> [PROMPT]
The exercise asks you to copy every line below in which "docx" appears.

##### SOURCE RECORDS #####

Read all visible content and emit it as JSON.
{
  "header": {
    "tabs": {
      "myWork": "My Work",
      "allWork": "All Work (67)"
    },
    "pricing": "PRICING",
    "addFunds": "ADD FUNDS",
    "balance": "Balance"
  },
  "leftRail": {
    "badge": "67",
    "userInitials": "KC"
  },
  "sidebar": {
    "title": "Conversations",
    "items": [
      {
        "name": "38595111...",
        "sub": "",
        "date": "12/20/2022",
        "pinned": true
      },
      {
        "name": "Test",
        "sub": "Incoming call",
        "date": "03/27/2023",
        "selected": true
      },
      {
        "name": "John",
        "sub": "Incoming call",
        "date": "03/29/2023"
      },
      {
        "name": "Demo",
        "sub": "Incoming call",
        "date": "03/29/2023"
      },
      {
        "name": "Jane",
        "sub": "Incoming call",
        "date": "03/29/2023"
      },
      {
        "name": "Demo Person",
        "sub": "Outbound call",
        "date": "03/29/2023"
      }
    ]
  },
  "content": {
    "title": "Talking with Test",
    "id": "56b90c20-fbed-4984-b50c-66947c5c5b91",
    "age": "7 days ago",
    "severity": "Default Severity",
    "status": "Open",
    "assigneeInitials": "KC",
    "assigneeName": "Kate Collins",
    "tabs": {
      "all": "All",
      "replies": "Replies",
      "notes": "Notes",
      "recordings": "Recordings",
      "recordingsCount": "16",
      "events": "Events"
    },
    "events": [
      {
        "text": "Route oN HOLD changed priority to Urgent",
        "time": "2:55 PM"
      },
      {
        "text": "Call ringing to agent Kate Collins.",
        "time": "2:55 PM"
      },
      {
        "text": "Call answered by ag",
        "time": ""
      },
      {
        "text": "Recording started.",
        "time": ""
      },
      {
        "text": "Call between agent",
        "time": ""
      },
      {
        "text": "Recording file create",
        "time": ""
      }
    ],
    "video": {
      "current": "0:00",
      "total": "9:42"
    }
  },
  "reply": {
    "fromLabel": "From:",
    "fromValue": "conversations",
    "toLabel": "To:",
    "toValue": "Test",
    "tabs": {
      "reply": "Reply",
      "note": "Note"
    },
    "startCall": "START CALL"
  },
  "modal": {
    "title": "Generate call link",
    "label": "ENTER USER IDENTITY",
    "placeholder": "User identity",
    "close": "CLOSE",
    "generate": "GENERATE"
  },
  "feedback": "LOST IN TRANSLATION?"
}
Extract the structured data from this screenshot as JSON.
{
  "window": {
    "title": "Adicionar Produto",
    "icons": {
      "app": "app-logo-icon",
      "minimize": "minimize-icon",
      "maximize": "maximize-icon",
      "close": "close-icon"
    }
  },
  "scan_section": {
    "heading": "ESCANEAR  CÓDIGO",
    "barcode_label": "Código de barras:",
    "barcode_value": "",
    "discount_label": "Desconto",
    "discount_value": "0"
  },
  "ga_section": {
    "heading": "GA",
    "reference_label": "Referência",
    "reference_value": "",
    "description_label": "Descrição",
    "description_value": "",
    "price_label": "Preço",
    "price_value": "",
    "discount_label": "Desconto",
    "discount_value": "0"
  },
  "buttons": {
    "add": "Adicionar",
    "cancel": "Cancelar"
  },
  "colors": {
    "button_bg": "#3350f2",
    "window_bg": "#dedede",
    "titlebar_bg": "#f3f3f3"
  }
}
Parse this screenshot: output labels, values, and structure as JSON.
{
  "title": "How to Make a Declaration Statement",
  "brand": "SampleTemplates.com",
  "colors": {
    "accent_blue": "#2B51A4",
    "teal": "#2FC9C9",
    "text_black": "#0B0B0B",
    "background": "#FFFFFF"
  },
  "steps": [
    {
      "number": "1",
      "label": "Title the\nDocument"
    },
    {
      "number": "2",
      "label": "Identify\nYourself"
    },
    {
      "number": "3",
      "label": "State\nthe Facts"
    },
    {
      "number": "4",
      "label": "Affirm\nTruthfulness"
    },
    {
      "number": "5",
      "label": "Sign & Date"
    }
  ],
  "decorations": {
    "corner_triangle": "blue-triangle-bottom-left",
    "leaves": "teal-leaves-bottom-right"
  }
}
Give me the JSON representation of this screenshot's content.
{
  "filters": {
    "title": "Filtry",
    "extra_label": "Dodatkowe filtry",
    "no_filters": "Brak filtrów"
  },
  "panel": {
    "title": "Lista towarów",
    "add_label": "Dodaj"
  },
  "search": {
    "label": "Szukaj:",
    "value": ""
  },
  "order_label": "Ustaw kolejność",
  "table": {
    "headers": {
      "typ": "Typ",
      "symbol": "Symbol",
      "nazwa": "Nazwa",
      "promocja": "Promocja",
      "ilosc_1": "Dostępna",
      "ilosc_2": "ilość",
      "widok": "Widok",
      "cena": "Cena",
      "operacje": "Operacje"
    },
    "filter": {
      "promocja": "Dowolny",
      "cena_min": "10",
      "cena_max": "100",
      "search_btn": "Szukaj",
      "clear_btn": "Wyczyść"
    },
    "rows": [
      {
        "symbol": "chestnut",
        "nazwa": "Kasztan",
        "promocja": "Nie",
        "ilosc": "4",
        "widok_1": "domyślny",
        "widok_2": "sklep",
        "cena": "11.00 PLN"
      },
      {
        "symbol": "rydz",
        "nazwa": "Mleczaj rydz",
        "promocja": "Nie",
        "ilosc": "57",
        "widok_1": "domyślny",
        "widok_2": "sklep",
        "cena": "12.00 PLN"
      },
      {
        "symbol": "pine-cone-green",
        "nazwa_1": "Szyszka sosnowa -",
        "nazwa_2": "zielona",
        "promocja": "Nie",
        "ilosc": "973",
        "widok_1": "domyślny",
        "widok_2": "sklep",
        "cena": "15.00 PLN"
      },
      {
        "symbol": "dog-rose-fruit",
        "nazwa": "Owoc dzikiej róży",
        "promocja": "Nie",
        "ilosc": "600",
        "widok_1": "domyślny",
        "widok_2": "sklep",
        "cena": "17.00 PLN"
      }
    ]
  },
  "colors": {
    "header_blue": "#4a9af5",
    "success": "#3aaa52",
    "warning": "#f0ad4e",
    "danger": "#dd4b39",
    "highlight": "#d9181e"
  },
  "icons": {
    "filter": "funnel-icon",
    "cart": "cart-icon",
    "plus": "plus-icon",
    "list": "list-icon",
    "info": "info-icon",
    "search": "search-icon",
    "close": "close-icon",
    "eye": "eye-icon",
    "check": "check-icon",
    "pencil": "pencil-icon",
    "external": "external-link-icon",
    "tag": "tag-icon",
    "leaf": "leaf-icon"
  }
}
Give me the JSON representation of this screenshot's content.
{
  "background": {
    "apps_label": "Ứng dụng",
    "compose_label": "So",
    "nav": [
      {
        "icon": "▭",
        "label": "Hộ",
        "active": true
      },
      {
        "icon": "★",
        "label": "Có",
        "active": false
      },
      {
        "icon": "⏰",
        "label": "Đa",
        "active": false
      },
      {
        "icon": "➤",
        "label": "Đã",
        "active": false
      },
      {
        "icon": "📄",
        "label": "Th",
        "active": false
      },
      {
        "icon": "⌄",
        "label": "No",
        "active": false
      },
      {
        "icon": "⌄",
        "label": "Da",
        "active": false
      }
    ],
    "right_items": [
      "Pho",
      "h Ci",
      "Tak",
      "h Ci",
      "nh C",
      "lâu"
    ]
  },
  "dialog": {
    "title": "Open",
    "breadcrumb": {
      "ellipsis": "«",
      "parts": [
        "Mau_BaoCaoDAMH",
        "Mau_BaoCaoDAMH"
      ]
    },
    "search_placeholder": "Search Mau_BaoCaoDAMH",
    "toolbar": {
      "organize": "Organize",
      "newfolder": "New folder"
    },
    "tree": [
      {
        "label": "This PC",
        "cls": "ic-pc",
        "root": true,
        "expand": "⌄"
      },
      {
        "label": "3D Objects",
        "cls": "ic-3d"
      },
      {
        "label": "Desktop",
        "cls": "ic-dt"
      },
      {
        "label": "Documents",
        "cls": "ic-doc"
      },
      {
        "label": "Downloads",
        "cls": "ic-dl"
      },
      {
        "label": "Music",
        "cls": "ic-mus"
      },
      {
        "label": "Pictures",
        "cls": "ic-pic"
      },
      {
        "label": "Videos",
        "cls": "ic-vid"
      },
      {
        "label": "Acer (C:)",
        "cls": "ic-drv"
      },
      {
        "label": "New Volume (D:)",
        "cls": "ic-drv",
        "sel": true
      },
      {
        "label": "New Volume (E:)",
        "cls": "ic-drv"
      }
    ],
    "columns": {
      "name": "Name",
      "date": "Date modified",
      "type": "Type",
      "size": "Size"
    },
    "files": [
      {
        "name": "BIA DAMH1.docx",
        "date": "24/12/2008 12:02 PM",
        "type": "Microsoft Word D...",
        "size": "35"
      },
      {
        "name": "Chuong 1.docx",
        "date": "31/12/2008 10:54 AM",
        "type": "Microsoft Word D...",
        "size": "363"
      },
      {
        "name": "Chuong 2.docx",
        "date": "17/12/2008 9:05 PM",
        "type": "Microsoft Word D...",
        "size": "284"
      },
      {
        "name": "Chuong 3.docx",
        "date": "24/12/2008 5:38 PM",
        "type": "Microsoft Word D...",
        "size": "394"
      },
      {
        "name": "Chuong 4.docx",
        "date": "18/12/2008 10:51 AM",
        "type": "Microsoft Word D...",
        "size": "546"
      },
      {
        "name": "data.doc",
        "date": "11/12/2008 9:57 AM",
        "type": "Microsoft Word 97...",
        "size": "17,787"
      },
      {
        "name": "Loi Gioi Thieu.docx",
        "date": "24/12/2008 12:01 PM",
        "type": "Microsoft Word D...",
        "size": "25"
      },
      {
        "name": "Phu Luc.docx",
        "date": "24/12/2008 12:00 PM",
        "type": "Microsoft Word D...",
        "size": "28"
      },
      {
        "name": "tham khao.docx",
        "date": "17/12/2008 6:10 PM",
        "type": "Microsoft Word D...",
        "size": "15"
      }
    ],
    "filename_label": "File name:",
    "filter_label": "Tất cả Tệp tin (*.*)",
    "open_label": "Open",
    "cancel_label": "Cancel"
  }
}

#####

> [SOLUTION]
        "name": "BIA DAMH1.docx",
        "name": "Chuong 1.docx",
        "name": "Chuong 2.docx",
        "name": "Chuong 3.docx",
        "name": "Chuong 4.docx",
        "name": "Loi Gioi Thieu.docx",
        "name": "Phu Luc.docx",
        "name": "tham khao.docx",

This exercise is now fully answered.